DIRECTIONS FOR THIS TASK: Work out how many lines hold the string "COVID". The answer is a single number, nothing more.

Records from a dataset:
— BEGIN —

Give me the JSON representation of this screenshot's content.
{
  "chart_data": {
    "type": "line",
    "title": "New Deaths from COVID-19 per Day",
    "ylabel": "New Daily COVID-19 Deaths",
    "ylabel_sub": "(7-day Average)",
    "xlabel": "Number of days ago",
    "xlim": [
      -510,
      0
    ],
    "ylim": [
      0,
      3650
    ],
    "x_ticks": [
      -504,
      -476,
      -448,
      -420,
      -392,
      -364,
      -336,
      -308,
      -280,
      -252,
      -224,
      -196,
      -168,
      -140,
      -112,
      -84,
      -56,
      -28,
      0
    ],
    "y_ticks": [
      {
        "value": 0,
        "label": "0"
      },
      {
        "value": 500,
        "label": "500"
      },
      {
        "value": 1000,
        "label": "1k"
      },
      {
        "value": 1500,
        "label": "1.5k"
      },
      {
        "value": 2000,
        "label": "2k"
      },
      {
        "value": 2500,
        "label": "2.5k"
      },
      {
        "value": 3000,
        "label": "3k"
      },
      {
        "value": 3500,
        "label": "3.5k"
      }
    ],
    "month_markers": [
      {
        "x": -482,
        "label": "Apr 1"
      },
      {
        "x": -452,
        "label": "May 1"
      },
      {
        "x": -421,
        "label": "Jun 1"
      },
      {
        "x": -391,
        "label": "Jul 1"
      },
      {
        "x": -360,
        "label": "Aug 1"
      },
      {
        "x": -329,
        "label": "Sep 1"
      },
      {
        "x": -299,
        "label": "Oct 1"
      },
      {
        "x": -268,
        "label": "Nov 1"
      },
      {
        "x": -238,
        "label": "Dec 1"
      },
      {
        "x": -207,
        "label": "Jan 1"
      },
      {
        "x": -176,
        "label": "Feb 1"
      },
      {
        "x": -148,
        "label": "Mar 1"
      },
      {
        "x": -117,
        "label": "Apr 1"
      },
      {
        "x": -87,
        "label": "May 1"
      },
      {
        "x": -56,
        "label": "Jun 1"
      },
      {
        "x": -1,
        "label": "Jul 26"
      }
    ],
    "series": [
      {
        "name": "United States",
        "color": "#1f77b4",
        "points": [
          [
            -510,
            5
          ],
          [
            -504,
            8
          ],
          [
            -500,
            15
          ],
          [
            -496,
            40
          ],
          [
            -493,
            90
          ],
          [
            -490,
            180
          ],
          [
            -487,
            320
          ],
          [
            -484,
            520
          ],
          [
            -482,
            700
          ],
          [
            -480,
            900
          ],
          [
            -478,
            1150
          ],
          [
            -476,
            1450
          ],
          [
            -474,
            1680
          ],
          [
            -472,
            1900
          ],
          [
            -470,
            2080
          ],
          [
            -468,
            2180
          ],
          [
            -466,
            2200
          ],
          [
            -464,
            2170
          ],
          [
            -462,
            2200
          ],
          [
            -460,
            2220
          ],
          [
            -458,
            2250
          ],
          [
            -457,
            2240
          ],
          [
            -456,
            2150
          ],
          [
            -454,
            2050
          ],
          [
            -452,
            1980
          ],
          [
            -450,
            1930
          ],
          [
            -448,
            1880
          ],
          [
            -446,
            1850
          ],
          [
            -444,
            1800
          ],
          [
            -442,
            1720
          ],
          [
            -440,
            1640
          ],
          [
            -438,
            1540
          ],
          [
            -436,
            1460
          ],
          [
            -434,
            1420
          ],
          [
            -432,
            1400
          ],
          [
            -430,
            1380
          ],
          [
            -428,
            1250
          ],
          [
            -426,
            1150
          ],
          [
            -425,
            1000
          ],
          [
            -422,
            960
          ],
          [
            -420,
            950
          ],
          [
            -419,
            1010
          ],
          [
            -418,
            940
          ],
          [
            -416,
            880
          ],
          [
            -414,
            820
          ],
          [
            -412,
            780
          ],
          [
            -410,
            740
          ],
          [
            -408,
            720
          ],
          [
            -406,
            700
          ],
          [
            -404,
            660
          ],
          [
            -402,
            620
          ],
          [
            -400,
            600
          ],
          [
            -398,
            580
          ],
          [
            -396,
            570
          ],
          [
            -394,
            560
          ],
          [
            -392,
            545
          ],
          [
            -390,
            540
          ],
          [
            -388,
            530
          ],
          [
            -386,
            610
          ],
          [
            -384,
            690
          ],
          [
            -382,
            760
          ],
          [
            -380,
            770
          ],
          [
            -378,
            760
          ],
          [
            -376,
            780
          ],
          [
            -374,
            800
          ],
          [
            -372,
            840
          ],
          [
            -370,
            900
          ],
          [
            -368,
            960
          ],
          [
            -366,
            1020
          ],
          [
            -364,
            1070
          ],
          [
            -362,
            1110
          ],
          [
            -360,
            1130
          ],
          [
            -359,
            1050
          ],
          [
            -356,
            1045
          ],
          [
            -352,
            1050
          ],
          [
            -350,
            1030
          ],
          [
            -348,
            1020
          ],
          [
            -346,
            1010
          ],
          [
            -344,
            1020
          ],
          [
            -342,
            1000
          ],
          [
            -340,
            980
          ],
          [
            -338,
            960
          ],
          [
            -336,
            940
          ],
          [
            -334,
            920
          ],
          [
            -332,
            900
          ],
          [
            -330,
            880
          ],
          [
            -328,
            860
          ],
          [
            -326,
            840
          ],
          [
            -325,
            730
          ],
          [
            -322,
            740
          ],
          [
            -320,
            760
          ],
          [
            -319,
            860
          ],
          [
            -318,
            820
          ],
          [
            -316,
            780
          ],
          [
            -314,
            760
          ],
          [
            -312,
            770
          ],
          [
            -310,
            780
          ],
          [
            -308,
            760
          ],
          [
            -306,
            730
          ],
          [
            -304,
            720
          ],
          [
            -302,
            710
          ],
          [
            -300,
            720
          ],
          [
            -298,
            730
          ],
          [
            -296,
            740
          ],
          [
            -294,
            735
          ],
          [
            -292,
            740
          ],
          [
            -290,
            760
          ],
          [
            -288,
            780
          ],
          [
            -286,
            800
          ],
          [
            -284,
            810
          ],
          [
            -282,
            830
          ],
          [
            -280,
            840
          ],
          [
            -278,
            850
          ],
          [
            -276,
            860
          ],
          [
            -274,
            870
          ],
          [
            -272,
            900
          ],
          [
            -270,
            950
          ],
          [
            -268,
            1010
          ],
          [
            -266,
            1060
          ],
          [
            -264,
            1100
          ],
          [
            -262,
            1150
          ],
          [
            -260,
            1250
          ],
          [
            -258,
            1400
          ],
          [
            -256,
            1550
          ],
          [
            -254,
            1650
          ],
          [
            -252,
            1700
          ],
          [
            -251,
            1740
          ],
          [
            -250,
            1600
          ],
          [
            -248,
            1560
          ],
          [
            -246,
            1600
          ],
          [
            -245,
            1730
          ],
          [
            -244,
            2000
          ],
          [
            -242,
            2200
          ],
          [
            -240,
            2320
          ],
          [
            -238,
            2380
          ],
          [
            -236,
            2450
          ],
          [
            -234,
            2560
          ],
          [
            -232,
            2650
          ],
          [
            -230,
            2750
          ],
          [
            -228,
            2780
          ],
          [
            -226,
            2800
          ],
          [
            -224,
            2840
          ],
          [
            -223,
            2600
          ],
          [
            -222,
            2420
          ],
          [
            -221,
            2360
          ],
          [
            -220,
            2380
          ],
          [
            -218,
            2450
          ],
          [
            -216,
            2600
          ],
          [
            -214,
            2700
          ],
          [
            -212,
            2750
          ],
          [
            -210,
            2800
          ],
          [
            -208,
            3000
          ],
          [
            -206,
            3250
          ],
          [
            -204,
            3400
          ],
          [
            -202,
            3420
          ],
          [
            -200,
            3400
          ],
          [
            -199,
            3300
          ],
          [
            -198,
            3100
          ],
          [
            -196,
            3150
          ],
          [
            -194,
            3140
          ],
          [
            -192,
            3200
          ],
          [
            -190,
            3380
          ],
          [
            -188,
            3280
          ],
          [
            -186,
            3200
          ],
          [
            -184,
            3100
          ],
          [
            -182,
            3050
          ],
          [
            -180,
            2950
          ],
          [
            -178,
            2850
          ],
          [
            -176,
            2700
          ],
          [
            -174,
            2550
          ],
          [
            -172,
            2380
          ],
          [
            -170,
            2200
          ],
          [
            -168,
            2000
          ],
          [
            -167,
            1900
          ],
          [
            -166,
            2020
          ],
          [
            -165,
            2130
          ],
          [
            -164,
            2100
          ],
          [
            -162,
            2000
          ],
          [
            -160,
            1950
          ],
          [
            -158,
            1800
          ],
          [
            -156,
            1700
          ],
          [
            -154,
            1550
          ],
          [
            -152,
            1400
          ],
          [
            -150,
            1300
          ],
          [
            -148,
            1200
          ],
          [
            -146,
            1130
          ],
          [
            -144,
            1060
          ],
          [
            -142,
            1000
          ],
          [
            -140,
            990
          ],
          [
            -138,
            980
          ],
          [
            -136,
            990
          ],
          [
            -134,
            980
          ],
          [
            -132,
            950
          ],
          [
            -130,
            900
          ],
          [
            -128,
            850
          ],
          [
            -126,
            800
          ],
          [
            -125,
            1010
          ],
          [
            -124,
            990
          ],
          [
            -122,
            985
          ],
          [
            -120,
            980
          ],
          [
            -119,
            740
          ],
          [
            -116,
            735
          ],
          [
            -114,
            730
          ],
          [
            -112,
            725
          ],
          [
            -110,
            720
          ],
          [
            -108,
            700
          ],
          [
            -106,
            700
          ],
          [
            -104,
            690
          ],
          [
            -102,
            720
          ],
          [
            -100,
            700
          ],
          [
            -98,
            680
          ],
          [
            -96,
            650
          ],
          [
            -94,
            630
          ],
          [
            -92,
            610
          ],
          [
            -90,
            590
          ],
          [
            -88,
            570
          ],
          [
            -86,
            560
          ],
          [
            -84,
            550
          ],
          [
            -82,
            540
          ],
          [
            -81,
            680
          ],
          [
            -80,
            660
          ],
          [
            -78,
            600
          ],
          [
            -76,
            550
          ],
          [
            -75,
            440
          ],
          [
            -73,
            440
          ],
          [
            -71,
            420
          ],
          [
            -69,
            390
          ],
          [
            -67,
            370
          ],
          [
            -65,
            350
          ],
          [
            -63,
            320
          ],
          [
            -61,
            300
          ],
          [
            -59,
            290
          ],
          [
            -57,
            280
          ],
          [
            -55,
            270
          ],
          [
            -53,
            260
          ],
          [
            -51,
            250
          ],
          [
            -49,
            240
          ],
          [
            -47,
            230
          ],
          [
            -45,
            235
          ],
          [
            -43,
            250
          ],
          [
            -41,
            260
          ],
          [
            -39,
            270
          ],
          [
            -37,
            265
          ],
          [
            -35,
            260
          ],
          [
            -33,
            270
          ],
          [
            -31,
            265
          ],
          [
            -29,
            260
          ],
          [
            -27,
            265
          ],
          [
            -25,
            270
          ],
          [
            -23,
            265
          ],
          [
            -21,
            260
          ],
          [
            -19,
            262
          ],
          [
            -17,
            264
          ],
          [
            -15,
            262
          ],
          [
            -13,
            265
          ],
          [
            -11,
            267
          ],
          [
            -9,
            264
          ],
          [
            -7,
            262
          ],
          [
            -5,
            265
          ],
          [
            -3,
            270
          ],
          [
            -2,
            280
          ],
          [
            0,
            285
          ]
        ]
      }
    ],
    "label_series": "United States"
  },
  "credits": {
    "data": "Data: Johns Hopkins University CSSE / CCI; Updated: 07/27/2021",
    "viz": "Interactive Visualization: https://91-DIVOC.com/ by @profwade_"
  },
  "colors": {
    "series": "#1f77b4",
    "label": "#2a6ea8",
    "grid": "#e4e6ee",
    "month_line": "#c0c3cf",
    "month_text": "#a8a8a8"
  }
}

— END —

RESULT OF THE TASK: 2